Element- und Koordinatenangaben:
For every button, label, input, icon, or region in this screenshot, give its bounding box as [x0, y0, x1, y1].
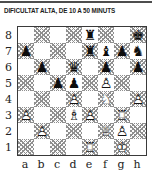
square-c7 — [50, 43, 66, 59]
black-pawn: ♟ — [52, 75, 65, 91]
white-pawn: ♟♙ — [34, 123, 50, 139]
square-g2: ♟♙ — [114, 123, 130, 139]
square-f7: ♝ — [98, 43, 114, 59]
square-f5: ♟♙ — [98, 75, 114, 91]
square-f4: ♞♘ — [98, 91, 114, 107]
rank-label-8: 8 — [0, 27, 17, 43]
black-pawn: ♟ — [68, 75, 81, 91]
square-a4 — [18, 91, 34, 107]
square-b6: ♟ — [34, 59, 50, 75]
square-a3: ♟♙ — [18, 107, 34, 123]
square-a7: ♟ — [18, 43, 34, 59]
puzzle-card: DIFICULTAT ALTA, DE 10 A 50 MINUTS 87654… — [0, 0, 152, 175]
square-b3 — [34, 107, 50, 123]
black-knight: ♞ — [132, 43, 145, 59]
square-g3: ♜♖ — [114, 107, 130, 123]
file-label-e: e — [81, 158, 97, 172]
square-e7: ♜ — [82, 43, 98, 59]
square-f2: ♛♕ — [98, 123, 114, 139]
file-label-f: f — [97, 158, 113, 172]
black-king: ♚ — [132, 27, 145, 43]
square-h1 — [130, 139, 146, 155]
square-c1 — [50, 139, 66, 155]
black-pawn: ♟ — [100, 59, 113, 75]
square-e2 — [82, 123, 98, 139]
white-pawn: ♟♙ — [66, 91, 82, 107]
white-pawn: ♟♙ — [18, 107, 34, 123]
top-divider — [0, 1, 152, 3]
rank-label-4: 4 — [0, 91, 17, 107]
square-c6 — [50, 59, 66, 75]
file-label-g: g — [113, 158, 129, 172]
white-knight: ♞♘ — [98, 91, 114, 107]
square-h4: ♟♙ — [130, 91, 146, 107]
white-pawn: ♟♙ — [130, 91, 146, 107]
square-f3 — [98, 107, 114, 123]
white-king: ♚♔ — [114, 139, 130, 155]
square-a2 — [18, 123, 34, 139]
square-h8: ♚ — [130, 27, 146, 43]
square-e5 — [82, 75, 98, 91]
chess-board: ♜♚♟♜♝♟♞♟♛♟♟♟♟♟♙♟♙♞♘♟♙♟♙♝♗♟♙♜♖♟♙♛♕♟♙♜♖♚♔ — [17, 26, 147, 156]
square-c2 — [50, 123, 66, 139]
square-b5 — [34, 75, 50, 91]
square-h7: ♞ — [130, 43, 146, 59]
square-d6: ♛ — [66, 59, 82, 75]
black-rook: ♜ — [84, 27, 97, 43]
square-g4 — [114, 91, 130, 107]
square-g7: ♟ — [114, 43, 130, 59]
square-c3 — [50, 107, 66, 123]
square-e3: ♟♙ — [82, 107, 98, 123]
square-g5 — [114, 75, 130, 91]
rank-labels: 87654321 — [0, 27, 17, 156]
white-pawn: ♟♙ — [114, 123, 130, 139]
square-c5: ♟ — [50, 75, 66, 91]
square-a8 — [18, 27, 34, 43]
square-d7 — [66, 43, 82, 59]
square-b4 — [34, 91, 50, 107]
file-label-b: b — [33, 158, 49, 172]
square-h3 — [130, 107, 146, 123]
square-h5 — [130, 75, 146, 91]
file-label-d: d — [65, 158, 81, 172]
square-e6 — [82, 59, 98, 75]
square-d5: ♟ — [66, 75, 82, 91]
square-f1 — [98, 139, 114, 155]
square-c4 — [50, 91, 66, 107]
square-h6: ♟ — [130, 59, 146, 75]
file-label-h: h — [129, 158, 145, 172]
file-labels: abcdefgh — [17, 158, 147, 172]
square-b2: ♟♙ — [34, 123, 50, 139]
rank-label-6: 6 — [0, 59, 17, 75]
square-a1 — [18, 139, 34, 155]
square-a5 — [18, 75, 34, 91]
square-a6 — [18, 59, 34, 75]
square-b1 — [34, 139, 50, 155]
square-d4: ♟♙ — [66, 91, 82, 107]
file-label-a: a — [17, 158, 33, 172]
square-b8 — [34, 27, 50, 43]
square-d2 — [66, 123, 82, 139]
square-b7 — [34, 43, 50, 59]
square-e8: ♜ — [82, 27, 98, 43]
rank-label-5: 5 — [0, 75, 17, 91]
square-d8 — [66, 27, 82, 43]
black-rook: ♜ — [84, 43, 97, 59]
square-g1: ♚♔ — [114, 139, 130, 155]
square-e4 — [82, 91, 98, 107]
white-pawn: ♟♙ — [82, 107, 98, 123]
black-queen: ♛ — [68, 59, 81, 75]
white-rook: ♜♖ — [114, 107, 130, 123]
white-pawn: ♟♙ — [98, 75, 114, 91]
white-bishop: ♝♗ — [66, 107, 82, 123]
square-c8 — [50, 27, 66, 43]
white-queen: ♛♕ — [98, 123, 114, 139]
square-e1: ♜♖ — [82, 139, 98, 155]
square-f6: ♟ — [98, 59, 114, 75]
square-g6 — [114, 59, 130, 75]
square-d3: ♝♗ — [66, 107, 82, 123]
black-pawn: ♟ — [132, 59, 145, 75]
file-label-c: c — [49, 158, 65, 172]
black-bishop: ♝ — [100, 43, 113, 59]
rank-label-1: 1 — [0, 139, 17, 155]
rank-label-3: 3 — [0, 107, 17, 123]
square-h2 — [130, 123, 146, 139]
black-pawn: ♟ — [116, 43, 129, 59]
black-pawn: ♟ — [36, 59, 49, 75]
square-g8 — [114, 27, 130, 43]
white-rook: ♜♖ — [82, 139, 98, 155]
black-pawn: ♟ — [20, 43, 33, 59]
chess-diagram: 87654321 ♜♚♟♜♝♟♞♟♛♟♟♟♟♟♙♟♙♞♘♟♙♟♙♝♗♟♙♜♖♟♙… — [0, 26, 147, 172]
square-f8 — [98, 27, 114, 43]
square-d1 — [66, 139, 82, 155]
rank-label-2: 2 — [0, 123, 17, 139]
puzzle-title: DIFICULTAT ALTA, DE 10 A 50 MINUTS — [4, 7, 150, 14]
rank-label-7: 7 — [0, 43, 17, 59]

[Aufgabe]
Schreibe aus den Daten alles von der Zeile mit „square-c7 — [50, 43, 66, 59]“ bis hinunter zur Zeile mit „square-a4 — [18, 91, 34, 107]“ Wort für Wort ab, beide Zeilen eingeschlossen.

[Lösung]
square-c7 — [50, 43, 66, 59]
black-pawn: ♟ — [52, 75, 65, 91]
white-pawn: ♟♙ — [34, 123, 50, 139]
square-g2: ♟♙ — [114, 123, 130, 139]
square-f7: ♝ — [98, 43, 114, 59]
square-f5: ♟♙ — [98, 75, 114, 91]
square-f4: ♞♘ — [98, 91, 114, 107]
rank-label-8: 8 — [0, 27, 17, 43]
black-pawn: ♟ — [68, 75, 81, 91]
square-a4 — [18, 91, 34, 107]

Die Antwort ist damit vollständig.